■ Excerpts from a figure dataset
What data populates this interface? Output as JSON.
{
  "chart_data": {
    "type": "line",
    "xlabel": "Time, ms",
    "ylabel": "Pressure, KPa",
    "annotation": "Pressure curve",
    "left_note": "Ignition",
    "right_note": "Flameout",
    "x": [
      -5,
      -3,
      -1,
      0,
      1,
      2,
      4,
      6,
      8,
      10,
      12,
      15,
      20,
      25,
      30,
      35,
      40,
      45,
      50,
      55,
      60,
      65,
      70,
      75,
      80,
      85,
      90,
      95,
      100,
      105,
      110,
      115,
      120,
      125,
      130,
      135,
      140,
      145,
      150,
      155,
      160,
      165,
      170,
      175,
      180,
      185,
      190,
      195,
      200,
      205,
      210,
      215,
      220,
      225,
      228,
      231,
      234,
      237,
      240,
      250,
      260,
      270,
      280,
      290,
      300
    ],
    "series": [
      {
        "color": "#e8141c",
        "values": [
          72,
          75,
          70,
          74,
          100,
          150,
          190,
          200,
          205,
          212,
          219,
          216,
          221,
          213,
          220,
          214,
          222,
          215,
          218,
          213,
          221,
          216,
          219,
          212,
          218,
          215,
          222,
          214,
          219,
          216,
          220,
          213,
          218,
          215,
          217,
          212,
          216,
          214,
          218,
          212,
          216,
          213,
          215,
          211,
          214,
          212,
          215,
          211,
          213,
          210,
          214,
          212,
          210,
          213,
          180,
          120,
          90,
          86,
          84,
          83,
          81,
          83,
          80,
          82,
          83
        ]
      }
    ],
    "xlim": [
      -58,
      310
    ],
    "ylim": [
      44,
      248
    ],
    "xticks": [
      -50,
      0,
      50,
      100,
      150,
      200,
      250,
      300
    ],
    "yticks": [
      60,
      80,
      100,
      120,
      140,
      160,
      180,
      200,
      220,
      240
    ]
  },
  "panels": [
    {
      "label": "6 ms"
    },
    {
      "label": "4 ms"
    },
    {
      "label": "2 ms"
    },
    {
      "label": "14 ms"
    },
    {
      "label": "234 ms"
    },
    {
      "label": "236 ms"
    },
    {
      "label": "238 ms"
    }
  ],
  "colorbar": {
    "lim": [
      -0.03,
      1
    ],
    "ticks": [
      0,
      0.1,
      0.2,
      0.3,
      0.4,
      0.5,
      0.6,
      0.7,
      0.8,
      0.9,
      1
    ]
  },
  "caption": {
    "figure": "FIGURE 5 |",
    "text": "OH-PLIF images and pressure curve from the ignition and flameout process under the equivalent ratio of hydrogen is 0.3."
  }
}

■ Request
Copy out the material above in its entirety. Every detail must match.

■ Output for this exercise
What data populates this interface? Output as JSON.
{
  "chart_data": {
    "type": "line",
    "xlabel": "Time, ms",
    "ylabel": "Pressure, KPa",
    "annotation": "Pressure curve",
    "left_note": "Ignition",
    "right_note": "Flameout",
    "x": [
      -5,
      -3,
      -1,
      0,
      1,
      2,
      4,
      6,
      8,
      10,
      12,
      15,
      20,
      25,
      30,
      35,
      40,
      45,
      50,
      55,
      60,
      65,
      70,
      75,
      80,
      85,
      90,
      95,
      100,
      105,
      110,
      115,
      120,
      125,
      130,
      135,
      140,
      145,
      150,
      155,
      160,
      165,
      170,
      175,
      180,
      185,
      190,
      195,
      200,
      205,
      210,
      215,
      220,
      225,
      228,
      231,
      234,
      237,
      240,
      250,
      260,
      270,
      280,
      290,
      300
    ],
    "series": [
      {
        "color": "#e8141c",
        "values": [
          72,
          75,
          70,
          74,
          100,
          150,
          190,
          200,
          205,
          212,
          219,
          216,
          221,
          213,
          220,
          214,
          222,
          215,
          218,
          213,
          221,
          216,
          219,
          212,
          218,
          215,
          222,
          214,
          219,
          216,
          220,
          213,
          218,
          215,
          217,
          212,
          216,
          214,
          218,
          212,
          216,
          213,
          215,
          211,
          214,
          212,
          215,
          211,
          213,
          210,
          214,
          212,
          210,
          213,
          180,
          120,
          90,
          86,
          84,
          83,
          81,
          83,
          80,
          82,
          83
        ]
      }
    ],
    "xlim": [
      -58,
      310
    ],
    "ylim": [
      44,
      248
    ],
    "xticks": [
      -50,
      0,
      50,
      100,
      150,
      200,
      250,
      300
    ],
    "yticks": [
      60,
      80,
      100,
      120,
      140,
      160,
      180,
      200,
      220,
      240
    ]
  },
  "panels": [
    {
      "label": "6 ms"
    },
    {
      "label": "4 ms"
    },
    {
      "label": "2 ms"
    },
    {
      "label": "14 ms"
    },
    {
      "label": "234 ms"
    },
    {
      "label": "236 ms"
    },
    {
      "label": "238 ms"
    }
  ],
  "colorbar": {
    "lim": [
      -0.03,
      1
    ],
    "ticks": [
      0,
      0.1,
      0.2,
      0.3,
      0.4,
      0.5,
      0.6,
      0.7,
      0.8,
      0.9,
      1
    ]
  },
  "caption": {
    "figure": "FIGURE 5 |",
    "text": "OH-PLIF images and pressure curve from the ignition and flameout process under the equivalent ratio of hydrogen is 0.3."
  }
}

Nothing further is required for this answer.